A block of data

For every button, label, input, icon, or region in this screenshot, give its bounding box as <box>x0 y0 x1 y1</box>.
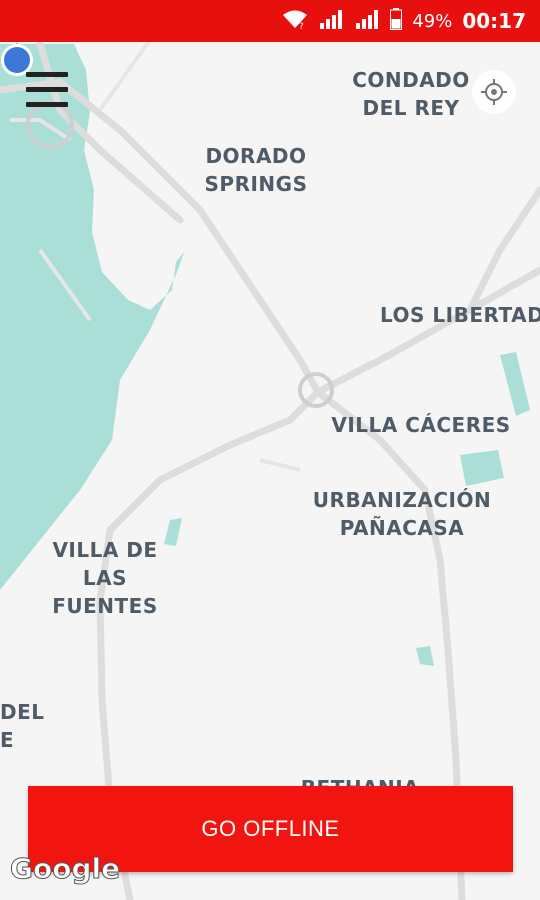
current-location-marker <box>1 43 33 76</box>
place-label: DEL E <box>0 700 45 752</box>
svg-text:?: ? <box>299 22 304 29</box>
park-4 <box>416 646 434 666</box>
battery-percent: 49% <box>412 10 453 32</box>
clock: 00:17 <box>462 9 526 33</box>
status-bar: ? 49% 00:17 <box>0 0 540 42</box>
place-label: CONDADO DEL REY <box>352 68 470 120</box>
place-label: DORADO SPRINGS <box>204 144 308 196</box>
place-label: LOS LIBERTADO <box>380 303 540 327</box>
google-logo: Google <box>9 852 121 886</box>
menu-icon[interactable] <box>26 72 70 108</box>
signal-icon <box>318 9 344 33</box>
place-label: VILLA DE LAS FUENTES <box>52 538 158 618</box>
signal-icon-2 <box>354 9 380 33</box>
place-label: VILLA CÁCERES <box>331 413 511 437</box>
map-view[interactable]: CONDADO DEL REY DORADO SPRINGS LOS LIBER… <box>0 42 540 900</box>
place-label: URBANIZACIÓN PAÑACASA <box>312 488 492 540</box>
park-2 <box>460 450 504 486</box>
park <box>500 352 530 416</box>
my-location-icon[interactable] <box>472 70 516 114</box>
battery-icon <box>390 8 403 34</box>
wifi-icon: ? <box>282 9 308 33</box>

YOUR TASK
Reproduce the lines above verbatim, from the line containing "current-location-marker <box>1 43 33 76</box>" through the line containing "signal-icon <box>318 9 344 33</box>", both included.

THE COMPLETED TASK
current-location-marker <box>1 43 33 76</box>
place-label: DEL E <box>0 700 45 752</box>
svg-text:?: ? <box>299 22 304 29</box>
park-4 <box>416 646 434 666</box>
battery-percent: 49% <box>412 10 453 32</box>
clock: 00:17 <box>462 9 526 33</box>
status-bar: ? 49% 00:17 <box>0 0 540 42</box>
place-label: CONDADO DEL REY <box>352 68 470 120</box>
place-label: DORADO SPRINGS <box>204 144 308 196</box>
place-label: LOS LIBERTADO <box>380 303 540 327</box>
google-logo: Google <box>9 852 121 886</box>
menu-icon[interactable] <box>26 72 70 108</box>
signal-icon <box>318 9 344 33</box>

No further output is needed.